■ EXERCISE BRIEF ■
Can you restate the records below word for word?

----- RECORDS -----

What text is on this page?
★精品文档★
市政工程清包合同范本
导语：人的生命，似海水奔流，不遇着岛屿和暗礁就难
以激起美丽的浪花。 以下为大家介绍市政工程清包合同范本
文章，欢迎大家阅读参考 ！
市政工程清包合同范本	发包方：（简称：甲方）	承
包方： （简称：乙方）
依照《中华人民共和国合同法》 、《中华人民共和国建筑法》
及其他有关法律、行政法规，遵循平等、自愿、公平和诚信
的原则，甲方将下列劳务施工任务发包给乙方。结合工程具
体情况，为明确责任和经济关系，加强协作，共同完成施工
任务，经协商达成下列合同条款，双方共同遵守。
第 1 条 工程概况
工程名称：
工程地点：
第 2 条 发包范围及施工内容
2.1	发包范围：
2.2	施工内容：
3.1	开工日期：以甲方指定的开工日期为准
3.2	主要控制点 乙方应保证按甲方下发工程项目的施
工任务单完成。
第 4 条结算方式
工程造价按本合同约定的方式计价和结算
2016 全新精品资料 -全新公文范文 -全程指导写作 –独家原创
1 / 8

-----

■ EXPECTED ANSWER ■
What text is on this page?
★精品文档★
市政工程清包合同范本
导语：人的生命，似海水奔流，不遇着岛屿和暗礁就难
以激起美丽的浪花。 以下为大家介绍市政工程清包合同范本
文章，欢迎大家阅读参考 ！
市政工程清包合同范本	发包方：（简称：甲方）	承
包方： （简称：乙方）
依照《中华人民共和国合同法》 、《中华人民共和国建筑法》
及其他有关法律、行政法规，遵循平等、自愿、公平和诚信
的原则，甲方将下列劳务施工任务发包给乙方。结合工程具
体情况，为明确责任和经济关系，加强协作，共同完成施工
任务，经协商达成下列合同条款，双方共同遵守。
第 1 条 工程概况
工程名称：
工程地点：
第 2 条 发包范围及施工内容
2.1	发包范围：
2.2	施工内容：
3.1	开工日期：以甲方指定的开工日期为准
3.2	主要控制点 乙方应保证按甲方下发工程项目的施
工任务单完成。
第 4 条结算方式
工程造价按本合同约定的方式计价和结算
2016 全新精品资料 -全新公文范文 -全程指导写作 –独家原创
1 / 8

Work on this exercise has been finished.